> [Job]: Exactly reproduce each record listed below.

* Start *

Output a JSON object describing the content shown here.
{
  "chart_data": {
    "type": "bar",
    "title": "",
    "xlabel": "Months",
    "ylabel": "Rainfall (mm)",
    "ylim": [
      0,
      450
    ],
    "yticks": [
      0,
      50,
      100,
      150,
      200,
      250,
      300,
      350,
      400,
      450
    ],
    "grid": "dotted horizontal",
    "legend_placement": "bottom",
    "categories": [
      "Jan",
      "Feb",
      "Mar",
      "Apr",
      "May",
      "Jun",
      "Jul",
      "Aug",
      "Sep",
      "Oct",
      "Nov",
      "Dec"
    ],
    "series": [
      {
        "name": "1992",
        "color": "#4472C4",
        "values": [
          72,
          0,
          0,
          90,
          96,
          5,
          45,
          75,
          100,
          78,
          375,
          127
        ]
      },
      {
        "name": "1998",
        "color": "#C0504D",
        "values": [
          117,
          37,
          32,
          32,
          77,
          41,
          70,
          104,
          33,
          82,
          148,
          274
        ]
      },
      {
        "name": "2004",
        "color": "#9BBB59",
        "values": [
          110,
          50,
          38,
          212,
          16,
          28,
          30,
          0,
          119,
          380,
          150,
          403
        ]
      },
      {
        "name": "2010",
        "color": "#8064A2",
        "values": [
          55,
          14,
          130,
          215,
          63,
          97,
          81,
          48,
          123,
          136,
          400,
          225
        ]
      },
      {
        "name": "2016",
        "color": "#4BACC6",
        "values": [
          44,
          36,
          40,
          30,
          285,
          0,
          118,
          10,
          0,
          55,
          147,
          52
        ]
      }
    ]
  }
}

* End *

> [Full answer]:
Output a JSON object describing the content shown here.
{
  "chart_data": {
    "type": "bar",
    "title": "",
    "xlabel": "Months",
    "ylabel": "Rainfall (mm)",
    "ylim": [
      0,
      450
    ],
    "yticks": [
      0,
      50,
      100,
      150,
      200,
      250,
      300,
      350,
      400,
      450
    ],
    "grid": "dotted horizontal",
    "legend_placement": "bottom",
    "categories": [
      "Jan",
      "Feb",
      "Mar",
      "Apr",
      "May",
      "Jun",
      "Jul",
      "Aug",
      "Sep",
      "Oct",
      "Nov",
      "Dec"
    ],
    "series": [
      {
        "name": "1992",
        "color": "#4472C4",
        "values": [
          72,
          0,
          0,
          90,
          96,
          5,
          45,
          75,
          100,
          78,
          375,
          127
        ]
      },
      {
        "name": "1998",
        "color": "#C0504D",
        "values": [
          117,
          37,
          32,
          32,
          77,
          41,
          70,
          104,
          33,
          82,
          148,
          274
        ]
      },
      {
        "name": "2004",
        "color": "#9BBB59",
        "values": [
          110,
          50,
          38,
          212,
          16,
          28,
          30,
          0,
          119,
          380,
          150,
          403
        ]
      },
      {
        "name": "2010",
        "color": "#8064A2",
        "values": [
          55,
          14,
          130,
          215,
          63,
          97,
          81,
          48,
          123,
          136,
          400,
          225
        ]
      },
      {
        "name": "2016",
        "color": "#4BACC6",
        "values": [
          44,
          36,
          40,
          30,
          285,
          0,
          118,
          10,
          0,
          55,
          147,
          52
        ]
      }
    ]
  }
}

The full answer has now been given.